■ Work to do: Reproduce the following lines word for word, with every character left unchanged.

-------

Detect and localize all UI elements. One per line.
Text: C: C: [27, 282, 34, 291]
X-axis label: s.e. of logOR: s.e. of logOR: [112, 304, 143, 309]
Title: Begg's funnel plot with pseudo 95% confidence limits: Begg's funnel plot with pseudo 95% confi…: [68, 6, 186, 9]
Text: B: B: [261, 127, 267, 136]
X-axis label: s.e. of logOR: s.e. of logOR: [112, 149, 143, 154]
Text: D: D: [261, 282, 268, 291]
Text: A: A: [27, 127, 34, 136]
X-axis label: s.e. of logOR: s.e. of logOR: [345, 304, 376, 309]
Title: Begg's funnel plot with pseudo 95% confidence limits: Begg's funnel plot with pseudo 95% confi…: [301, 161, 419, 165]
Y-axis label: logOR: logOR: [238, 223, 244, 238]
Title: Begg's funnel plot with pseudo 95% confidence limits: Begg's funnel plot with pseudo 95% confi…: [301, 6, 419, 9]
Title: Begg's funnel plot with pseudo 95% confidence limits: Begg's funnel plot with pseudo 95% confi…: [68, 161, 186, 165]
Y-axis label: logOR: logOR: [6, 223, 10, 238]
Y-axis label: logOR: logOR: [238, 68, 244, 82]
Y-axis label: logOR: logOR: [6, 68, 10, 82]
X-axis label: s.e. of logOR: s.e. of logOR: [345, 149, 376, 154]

-------

■ Full output:
Detect and localize all UI elements. One per line.
Text: C: C: [27, 282, 34, 291]
X-axis label: s.e. of logOR: s.e. of logOR: [112, 304, 143, 309]
Title: Begg's funnel plot with pseudo 95% confidence limits: Begg's funnel plot with pseudo 95% confi…: [68, 6, 186, 9]
Text: B: B: [261, 127, 267, 136]
X-axis label: s.e. of logOR: s.e. of logOR: [112, 149, 143, 154]
Text: D: D: [261, 282, 268, 291]
Text: A: A: [27, 127, 34, 136]
X-axis label: s.e. of logOR: s.e. of logOR: [345, 304, 376, 309]
Title: Begg's funnel plot with pseudo 95% confidence limits: Begg's funnel plot with pseudo 95% confi…: [301, 161, 419, 165]
Y-axis label: logOR: logOR: [238, 223, 244, 238]
Title: Begg's funnel plot with pseudo 95% confidence limits: Begg's funnel plot with pseudo 95% confi…: [301, 6, 419, 9]
Title: Begg's funnel plot with pseudo 95% confidence limits: Begg's funnel plot with pseudo 95% confi…: [68, 161, 186, 165]
Y-axis label: logOR: logOR: [6, 223, 10, 238]
Y-axis label: logOR: logOR: [238, 68, 244, 82]
Y-axis label: logOR: logOR: [6, 68, 10, 82]
X-axis label: s.e. of logOR: s.e. of logOR: [345, 149, 376, 154]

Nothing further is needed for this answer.